• _Exercise description_: Consider the records below. How many of their lines include the word "this"? State the number and nothing else.

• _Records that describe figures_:
··········

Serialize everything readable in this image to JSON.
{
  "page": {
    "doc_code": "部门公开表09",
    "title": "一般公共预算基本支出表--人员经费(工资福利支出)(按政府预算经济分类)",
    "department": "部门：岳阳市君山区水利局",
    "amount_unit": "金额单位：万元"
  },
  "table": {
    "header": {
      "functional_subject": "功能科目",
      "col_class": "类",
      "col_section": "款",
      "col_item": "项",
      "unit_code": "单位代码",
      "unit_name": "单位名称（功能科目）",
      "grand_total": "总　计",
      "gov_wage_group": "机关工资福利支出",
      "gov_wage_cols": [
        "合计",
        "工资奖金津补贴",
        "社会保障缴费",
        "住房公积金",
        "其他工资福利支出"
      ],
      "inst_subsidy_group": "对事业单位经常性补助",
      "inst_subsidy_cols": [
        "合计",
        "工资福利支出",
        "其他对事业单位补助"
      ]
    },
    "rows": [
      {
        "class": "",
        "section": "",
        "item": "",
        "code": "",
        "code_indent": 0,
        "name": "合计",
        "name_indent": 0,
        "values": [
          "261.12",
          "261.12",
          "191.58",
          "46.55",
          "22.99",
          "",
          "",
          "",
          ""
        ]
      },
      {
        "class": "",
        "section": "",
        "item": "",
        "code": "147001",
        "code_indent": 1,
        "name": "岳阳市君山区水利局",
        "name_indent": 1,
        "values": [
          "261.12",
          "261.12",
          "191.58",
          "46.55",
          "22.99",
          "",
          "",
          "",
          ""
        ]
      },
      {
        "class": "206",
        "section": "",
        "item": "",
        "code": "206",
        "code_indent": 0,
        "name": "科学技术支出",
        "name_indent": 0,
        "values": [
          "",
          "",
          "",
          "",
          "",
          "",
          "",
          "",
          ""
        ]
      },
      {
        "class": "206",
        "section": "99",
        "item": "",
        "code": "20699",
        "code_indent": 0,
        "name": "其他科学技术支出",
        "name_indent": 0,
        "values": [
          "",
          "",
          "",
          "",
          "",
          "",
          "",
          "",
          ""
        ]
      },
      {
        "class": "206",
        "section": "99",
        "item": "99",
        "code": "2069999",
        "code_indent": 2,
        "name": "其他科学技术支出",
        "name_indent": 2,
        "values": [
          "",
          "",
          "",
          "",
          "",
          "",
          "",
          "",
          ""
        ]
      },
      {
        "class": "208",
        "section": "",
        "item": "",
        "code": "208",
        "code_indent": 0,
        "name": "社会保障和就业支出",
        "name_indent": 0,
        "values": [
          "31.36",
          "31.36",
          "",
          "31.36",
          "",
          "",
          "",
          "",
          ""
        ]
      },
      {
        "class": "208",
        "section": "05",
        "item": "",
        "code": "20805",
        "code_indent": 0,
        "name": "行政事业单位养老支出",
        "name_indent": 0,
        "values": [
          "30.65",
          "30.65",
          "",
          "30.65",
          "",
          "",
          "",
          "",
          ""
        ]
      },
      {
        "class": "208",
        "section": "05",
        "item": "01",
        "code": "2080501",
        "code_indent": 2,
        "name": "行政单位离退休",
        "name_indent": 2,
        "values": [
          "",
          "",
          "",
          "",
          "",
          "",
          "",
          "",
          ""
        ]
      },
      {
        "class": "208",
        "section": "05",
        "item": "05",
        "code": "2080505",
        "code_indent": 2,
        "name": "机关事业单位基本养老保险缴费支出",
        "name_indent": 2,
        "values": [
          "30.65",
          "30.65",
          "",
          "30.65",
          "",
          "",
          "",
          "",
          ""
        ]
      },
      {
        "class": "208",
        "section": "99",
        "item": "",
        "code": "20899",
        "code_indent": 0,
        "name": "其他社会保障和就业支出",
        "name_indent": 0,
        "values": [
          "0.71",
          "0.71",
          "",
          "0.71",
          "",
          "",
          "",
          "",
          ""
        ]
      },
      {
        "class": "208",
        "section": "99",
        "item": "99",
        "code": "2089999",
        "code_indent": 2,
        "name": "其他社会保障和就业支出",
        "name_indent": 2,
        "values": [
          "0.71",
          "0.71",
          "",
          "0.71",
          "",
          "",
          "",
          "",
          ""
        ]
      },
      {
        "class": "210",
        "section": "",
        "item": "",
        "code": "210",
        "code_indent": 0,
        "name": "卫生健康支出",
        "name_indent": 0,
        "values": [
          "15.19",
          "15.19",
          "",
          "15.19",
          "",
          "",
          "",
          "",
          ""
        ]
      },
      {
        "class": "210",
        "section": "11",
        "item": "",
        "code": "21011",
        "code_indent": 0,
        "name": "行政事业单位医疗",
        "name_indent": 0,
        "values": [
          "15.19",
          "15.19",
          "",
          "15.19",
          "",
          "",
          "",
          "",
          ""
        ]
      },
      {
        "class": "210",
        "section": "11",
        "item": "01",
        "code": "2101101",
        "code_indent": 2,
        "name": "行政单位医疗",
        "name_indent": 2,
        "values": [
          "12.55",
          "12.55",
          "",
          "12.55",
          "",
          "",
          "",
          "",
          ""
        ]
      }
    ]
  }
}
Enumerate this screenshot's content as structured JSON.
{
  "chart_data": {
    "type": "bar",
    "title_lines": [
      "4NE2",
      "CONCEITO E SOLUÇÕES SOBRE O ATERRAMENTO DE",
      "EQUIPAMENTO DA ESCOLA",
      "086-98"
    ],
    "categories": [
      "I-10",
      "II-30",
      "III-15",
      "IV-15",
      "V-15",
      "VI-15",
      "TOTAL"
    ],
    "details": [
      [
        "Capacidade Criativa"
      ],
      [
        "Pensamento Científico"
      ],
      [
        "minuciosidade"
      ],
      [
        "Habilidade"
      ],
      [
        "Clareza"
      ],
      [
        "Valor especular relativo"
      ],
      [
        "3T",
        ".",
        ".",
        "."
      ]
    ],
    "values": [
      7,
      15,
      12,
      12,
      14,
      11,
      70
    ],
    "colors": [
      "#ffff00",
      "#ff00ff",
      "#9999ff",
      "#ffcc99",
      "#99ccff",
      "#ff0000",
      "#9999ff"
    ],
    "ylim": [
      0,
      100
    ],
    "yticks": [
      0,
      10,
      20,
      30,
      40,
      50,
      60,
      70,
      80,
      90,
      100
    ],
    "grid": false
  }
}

··········

• _Full answer_: 2